> **EXERCISE**
Set down every entry word for word. Omit the pictures.

> **SUPPLIED RECORDS**

········

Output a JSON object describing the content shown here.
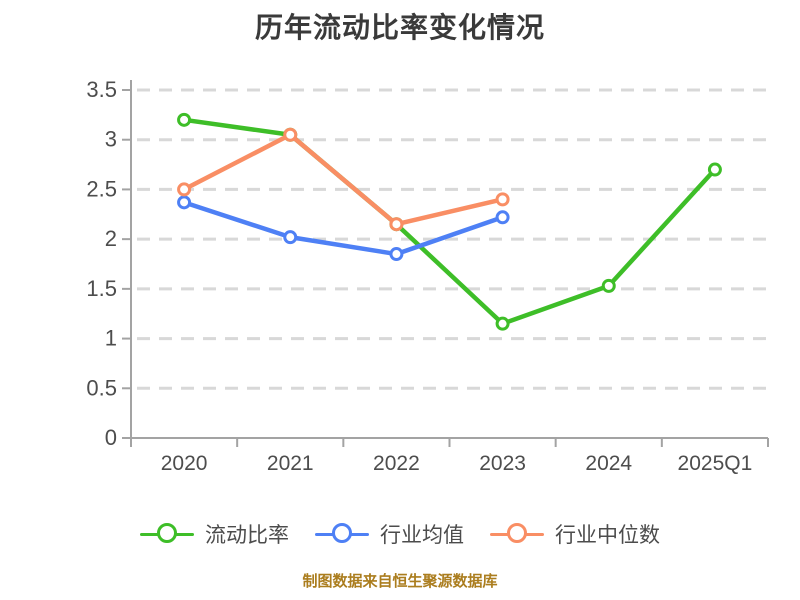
{
  "title": "历年流动比率变化情况",
  "caption": "制图数据来自恒生聚源数据库",
  "chart_data": {
    "type": "line",
    "title": "历年流动比率变化情况",
    "categories": [
      "2020",
      "2021",
      "2022",
      "2023",
      "2024",
      "2025Q1"
    ],
    "series": [
      {
        "name": "流动比率",
        "color": "#3ebe28",
        "values": [
          3.2,
          3.05,
          2.15,
          1.15,
          1.53,
          2.7
        ]
      },
      {
        "name": "行业均值",
        "color": "#4e80f5",
        "values": [
          2.37,
          2.02,
          1.85,
          2.22,
          null,
          null
        ]
      },
      {
        "name": "行业中位数",
        "color": "#f98e64",
        "values": [
          2.5,
          3.05,
          2.15,
          2.4,
          null,
          null
        ]
      }
    ],
    "ylim": [
      0,
      3.5
    ],
    "ytick_step": 0.5,
    "yticks": [
      0,
      0.5,
      1,
      1.5,
      2,
      2.5,
      3,
      3.5
    ],
    "grid": "horizontal-dashed",
    "legend_position": "bottom",
    "marker_style": "circle-white-fill",
    "colors": {
      "title_text": "#3a3a3a",
      "axis_line": "#a3a3a3",
      "tick_label": "#4d4d4d",
      "gridline": "#d8d8d8",
      "legend_text": "#4c4c4c",
      "caption_text": "#ab7d1e"
    }
  }
}
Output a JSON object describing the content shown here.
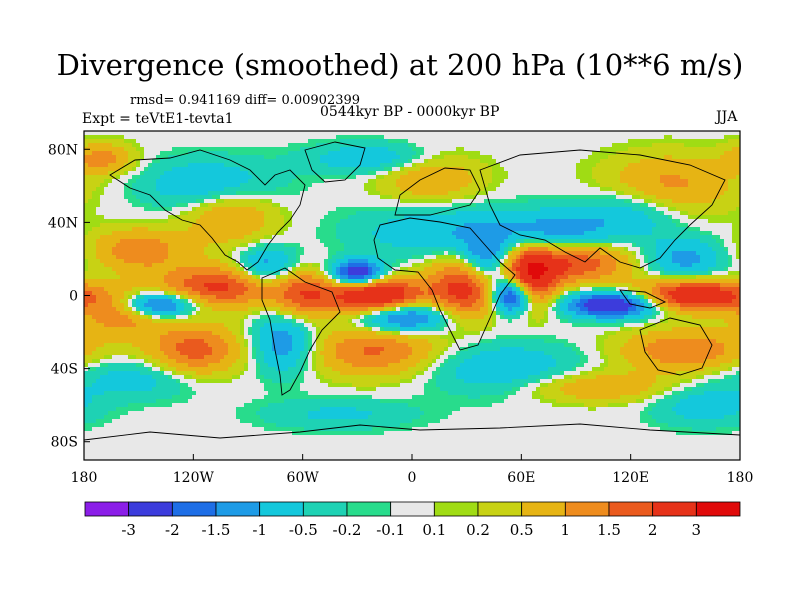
{
  "title": "Divergence (smoothed) at 200 hPa (10**6 m/s)",
  "stats": "rmsd= 0.941169 diff= 0.00902399",
  "experiment": "Expt = teVtE1-tevta1",
  "period": "0544kyr BP - 0000kyr BP",
  "season": "JJA",
  "colors": {
    "land_outline": "#000000",
    "neutral": "#e8e8e8"
  },
  "chart_data": {
    "type": "heatmap",
    "title": "Divergence (smoothed) at 200 hPa (10**6 m/s)",
    "x_axis": {
      "range": [
        -180,
        180
      ],
      "ticks": [
        -180,
        -120,
        -60,
        0,
        60,
        120,
        180
      ],
      "tick_labels": [
        "180",
        "120W",
        "60W",
        "0",
        "60E",
        "120E",
        "180"
      ]
    },
    "y_axis": {
      "range": [
        -90,
        90
      ],
      "ticks": [
        80,
        40,
        0,
        -40,
        -80
      ],
      "tick_labels": [
        "80N",
        "40N",
        "0",
        "40S",
        "80S"
      ]
    },
    "colorbar": {
      "levels": [
        -3,
        -2,
        -1.5,
        -1,
        -0.5,
        -0.2,
        -0.1,
        0.1,
        0.2,
        0.5,
        1,
        1.5,
        2,
        3
      ],
      "labels": [
        "-3",
        "-2",
        "-1.5",
        "-1",
        "-0.5",
        "-0.2",
        "-0.1",
        "0.1",
        "0.2",
        "0.5",
        "1",
        "1.5",
        "2",
        "3"
      ],
      "colors": [
        "#8b1ee8",
        "#3c3cdc",
        "#1e6ee6",
        "#1e9be6",
        "#14c8dc",
        "#1ed2b4",
        "#28dc8c",
        "#e8e8e8",
        "#a0dc14",
        "#c8d214",
        "#e6b414",
        "#ee8c1e",
        "#ea5a1e",
        "#e63219",
        "#e00a0a"
      ]
    },
    "features": [
      {
        "lon": -20,
        "lat": 0,
        "value": 3.2,
        "spread_lon": 18,
        "spread_lat": 7
      },
      {
        "lon": 30,
        "lat": 5,
        "value": 2.5,
        "spread_lon": 14,
        "spread_lat": 12
      },
      {
        "lon": 65,
        "lat": 10,
        "value": 2.8,
        "spread_lon": 10,
        "spread_lat": 12
      },
      {
        "lon": 155,
        "lat": 0,
        "value": 3.0,
        "spread_lon": 22,
        "spread_lat": 6
      },
      {
        "lon": 90,
        "lat": 18,
        "value": 2.0,
        "spread_lon": 20,
        "spread_lat": 8
      },
      {
        "lon": -105,
        "lat": 5,
        "value": 2.2,
        "spread_lon": 25,
        "spread_lat": 8
      },
      {
        "lon": -60,
        "lat": 0,
        "value": 1.6,
        "spread_lon": 12,
        "spread_lat": 10
      },
      {
        "lon": -150,
        "lat": 25,
        "value": 1.4,
        "spread_lon": 18,
        "spread_lat": 8
      },
      {
        "lon": -160,
        "lat": -10,
        "value": 1.5,
        "spread_lon": 15,
        "spread_lat": 8
      },
      {
        "lon": -120,
        "lat": -30,
        "value": 1.8,
        "spread_lon": 18,
        "spread_lat": 10
      },
      {
        "lon": -20,
        "lat": -30,
        "value": 1.6,
        "spread_lon": 25,
        "spread_lat": 10
      },
      {
        "lon": 150,
        "lat": -30,
        "value": 1.5,
        "spread_lon": 25,
        "spread_lat": 8
      },
      {
        "lon": 100,
        "lat": -50,
        "value": 1.0,
        "spread_lon": 30,
        "spread_lat": 6
      },
      {
        "lon": -100,
        "lat": 45,
        "value": 1.2,
        "spread_lon": 18,
        "spread_lat": 12
      },
      {
        "lon": 10,
        "lat": 65,
        "value": 1.0,
        "spread_lon": 20,
        "spread_lat": 10
      },
      {
        "lon": 140,
        "lat": 60,
        "value": 1.2,
        "spread_lon": 25,
        "spread_lat": 12
      },
      {
        "lon": -170,
        "lat": 75,
        "value": 1.2,
        "spread_lon": 12,
        "spread_lat": 6
      },
      {
        "lon": -30,
        "lat": 12,
        "value": -3.0,
        "spread_lon": 10,
        "spread_lat": 5
      },
      {
        "lon": 55,
        "lat": 0,
        "value": -3.2,
        "spread_lon": 8,
        "spread_lat": 7
      },
      {
        "lon": 110,
        "lat": -5,
        "value": -3.0,
        "spread_lon": 18,
        "spread_lat": 5
      },
      {
        "lon": -140,
        "lat": -5,
        "value": -2.4,
        "spread_lon": 15,
        "spread_lat": 5
      },
      {
        "lon": -5,
        "lat": -12,
        "value": -2.2,
        "spread_lon": 18,
        "spread_lat": 6
      },
      {
        "lon": 40,
        "lat": 18,
        "value": -1.8,
        "spread_lon": 10,
        "spread_lat": 10
      },
      {
        "lon": -80,
        "lat": 15,
        "value": -1.6,
        "spread_lon": 12,
        "spread_lat": 8
      },
      {
        "lon": -70,
        "lat": -25,
        "value": -1.5,
        "spread_lon": 12,
        "spread_lat": 12
      },
      {
        "lon": 20,
        "lat": 35,
        "value": -1.0,
        "spread_lon": 35,
        "spread_lat": 10
      },
      {
        "lon": 80,
        "lat": 35,
        "value": -1.2,
        "spread_lon": 20,
        "spread_lat": 8
      },
      {
        "lon": -110,
        "lat": 60,
        "value": -1.2,
        "spread_lon": 25,
        "spread_lat": 10
      },
      {
        "lon": -20,
        "lat": 75,
        "value": -1.0,
        "spread_lon": 25,
        "spread_lat": 6
      },
      {
        "lon": 120,
        "lat": 45,
        "value": -1.0,
        "spread_lon": 20,
        "spread_lat": 10
      },
      {
        "lon": 150,
        "lat": 20,
        "value": -1.2,
        "spread_lon": 15,
        "spread_lat": 8
      },
      {
        "lon": 50,
        "lat": -40,
        "value": -1.0,
        "spread_lon": 30,
        "spread_lat": 10
      },
      {
        "lon": -150,
        "lat": -45,
        "value": -0.8,
        "spread_lon": 25,
        "spread_lat": 8
      },
      {
        "lon": -40,
        "lat": -65,
        "value": -0.6,
        "spread_lon": 30,
        "spread_lat": 6
      },
      {
        "lon": 160,
        "lat": -60,
        "value": -0.8,
        "spread_lon": 20,
        "spread_lat": 8
      }
    ]
  }
}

········

> **COMPLETE ANSWER**
Output a JSON object describing the content shown here.
{
  "title": "历年流动比率变化情况",
  "caption": "制图数据来自恒生聚源数据库",
  "chart_data": {
    "type": "line",
    "title": "历年流动比率变化情况",
    "categories": [
      "2020",
      "2021",
      "2022",
      "2023",
      "2024",
      "2025Q1"
    ],
    "series": [
      {
        "name": "流动比率",
        "color": "#3ebe28",
        "values": [
          3.2,
          3.05,
          2.15,
          1.15,
          1.53,
          2.7
        ]
      },
      {
        "name": "行业均值",
        "color": "#4e80f5",
        "values": [
          2.37,
          2.02,
          1.85,
          2.22,
          null,
          null
        ]
      },
      {
        "name": "行业中位数",
        "color": "#f98e64",
        "values": [
          2.5,
          3.05,
          2.15,
          2.4,
          null,
          null
        ]
      }
    ],
    "ylim": [
      0,
      3.5
    ],
    "ytick_step": 0.5,
    "yticks": [
      0,
      0.5,
      1,
      1.5,
      2,
      2.5,
      3,
      3.5
    ],
    "grid": "horizontal-dashed",
    "legend_position": "bottom",
    "marker_style": "circle-white-fill",
    "colors": {
      "title_text": "#3a3a3a",
      "axis_line": "#a3a3a3",
      "tick_label": "#4d4d4d",
      "gridline": "#d8d8d8",
      "legend_text": "#4c4c4c",
      "caption_text": "#ab7d1e"
    }
  }
}
Output a JSON object describing the content shown here.
{
  "title": "Divergence (smoothed) at 200 hPa (10**6 m/s)",
  "stats": "rmsd= 0.941169 diff= 0.00902399",
  "experiment": "Expt = teVtE1-tevta1",
  "period": "0544kyr BP - 0000kyr BP",
  "season": "JJA",
  "colors": {
    "land_outline": "#000000",
    "neutral": "#e8e8e8"
  },
  "chart_data": {
    "type": "heatmap",
    "title": "Divergence (smoothed) at 200 hPa (10**6 m/s)",
    "x_axis": {
      "range": [
        -180,
        180
      ],
      "ticks": [
        -180,
        -120,
        -60,
        0,
        60,
        120,
        180
      ],
      "tick_labels": [
        "180",
        "120W",
        "60W",
        "0",
        "60E",
        "120E",
        "180"
      ]
    },
    "y_axis": {
      "range": [
        -90,
        90
      ],
      "ticks": [
        80,
        40,
        0,
        -40,
        -80
      ],
      "tick_labels": [
        "80N",
        "40N",
        "0",
        "40S",
        "80S"
      ]
    },
    "colorbar": {
      "levels": [
        -3,
        -2,
        -1.5,
        -1,
        -0.5,
        -0.2,
        -0.1,
        0.1,
        0.2,
        0.5,
        1,
        1.5,
        2,
        3
      ],
      "labels": [
        "-3",
        "-2",
        "-1.5",
        "-1",
        "-0.5",
        "-0.2",
        "-0.1",
        "0.1",
        "0.2",
        "0.5",
        "1",
        "1.5",
        "2",
        "3"
      ],
      "colors": [
        "#8b1ee8",
        "#3c3cdc",
        "#1e6ee6",
        "#1e9be6",
        "#14c8dc",
        "#1ed2b4",
        "#28dc8c",
        "#e8e8e8",
        "#a0dc14",
        "#c8d214",
        "#e6b414",
        "#ee8c1e",
        "#ea5a1e",
        "#e63219",
        "#e00a0a"
      ]
    },
    "features": [
      {
        "lon": -20,
        "lat": 0,
        "value": 3.2,
        "spread_lon": 18,
        "spread_lat": 7
      },
      {
        "lon": 30,
        "lat": 5,
        "value": 2.5,
        "spread_lon": 14,
        "spread_lat": 12
      },
      {
        "lon": 65,
        "lat": 10,
        "value": 2.8,
        "spread_lon": 10,
        "spread_lat": 12
      },
      {
        "lon": 155,
        "lat": 0,
        "value": 3.0,
        "spread_lon": 22,
        "spread_lat": 6
      },
      {
        "lon": 90,
        "lat": 18,
        "value": 2.0,
        "spread_lon": 20,
        "spread_lat": 8
      },
      {
        "lon": -105,
        "lat": 5,
        "value": 2.2,
        "spread_lon": 25,
        "spread_lat": 8
      },
      {
        "lon": -60,
        "lat": 0,
        "value": 1.6,
        "spread_lon": 12,
        "spread_lat": 10
      },
      {
        "lon": -150,
        "lat": 25,
        "value": 1.4,
        "spread_lon": 18,
        "spread_lat": 8
      },
      {
        "lon": -160,
        "lat": -10,
        "value": 1.5,
        "spread_lon": 15,
        "spread_lat": 8
      },
      {
        "lon": -120,
        "lat": -30,
        "value": 1.8,
        "spread_lon": 18,
        "spread_lat": 10
      },
      {
        "lon": -20,
        "lat": -30,
        "value": 1.6,
        "spread_lon": 25,
        "spread_lat": 10
      },
      {
        "lon": 150,
        "lat": -30,
        "value": 1.5,
        "spread_lon": 25,
        "spread_lat": 8
      },
      {
        "lon": 100,
        "lat": -50,
        "value": 1.0,
        "spread_lon": 30,
        "spread_lat": 6
      },
      {
        "lon": -100,
        "lat": 45,
        "value": 1.2,
        "spread_lon": 18,
        "spread_lat": 12
      },
      {
        "lon": 10,
        "lat": 65,
        "value": 1.0,
        "spread_lon": 20,
        "spread_lat": 10
      },
      {
        "lon": 140,
        "lat": 60,
        "value": 1.2,
        "spread_lon": 25,
        "spread_lat": 12
      },
      {
        "lon": -170,
        "lat": 75,
        "value": 1.2,
        "spread_lon": 12,
        "spread_lat": 6
      },
      {
        "lon": -30,
        "lat": 12,
        "value": -3.0,
        "spread_lon": 10,
        "spread_lat": 5
      },
      {
        "lon": 55,
        "lat": 0,
        "value": -3.2,
        "spread_lon": 8,
        "spread_lat": 7
      },
      {
        "lon": 110,
        "lat": -5,
        "value": -3.0,
        "spread_lon": 18,
        "spread_lat": 5
      },
      {
        "lon": -140,
        "lat": -5,
        "value": -2.4,
        "spread_lon": 15,
        "spread_lat": 5
      },
      {
        "lon": -5,
        "lat": -12,
        "value": -2.2,
        "spread_lon": 18,
        "spread_lat": 6
      },
      {
        "lon": 40,
        "lat": 18,
        "value": -1.8,
        "spread_lon": 10,
        "spread_lat": 10
      },
      {
        "lon": -80,
        "lat": 15,
        "value": -1.6,
        "spread_lon": 12,
        "spread_lat": 8
      },
      {
        "lon": -70,
        "lat": -25,
        "value": -1.5,
        "spread_lon": 12,
        "spread_lat": 12
      },
      {
        "lon": 20,
        "lat": 35,
        "value": -1.0,
        "spread_lon": 35,
        "spread_lat": 10
      },
      {
        "lon": 80,
        "lat": 35,
        "value": -1.2,
        "spread_lon": 20,
        "spread_lat": 8
      },
      {
        "lon": -110,
        "lat": 60,
        "value": -1.2,
        "spread_lon": 25,
        "spread_lat": 10
      },
      {
        "lon": -20,
        "lat": 75,
        "value": -1.0,
        "spread_lon": 25,
        "spread_lat": 6
      },
      {
        "lon": 120,
        "lat": 45,
        "value": -1.0,
        "spread_lon": 20,
        "spread_lat": 10
      },
      {
        "lon": 150,
        "lat": 20,
        "value": -1.2,
        "spread_lon": 15,
        "spread_lat": 8
      },
      {
        "lon": 50,
        "lat": -40,
        "value": -1.0,
        "spread_lon": 30,
        "spread_lat": 10
      },
      {
        "lon": -150,
        "lat": -45,
        "value": -0.8,
        "spread_lon": 25,
        "spread_lat": 8
      },
      {
        "lon": -40,
        "lat": -65,
        "value": -0.6,
        "spread_lon": 30,
        "spread_lat": 6
      },
      {
        "lon": 160,
        "lat": -60,
        "value": -0.8,
        "spread_lon": 20,
        "spread_lat": 8
      }
    ]
  }
}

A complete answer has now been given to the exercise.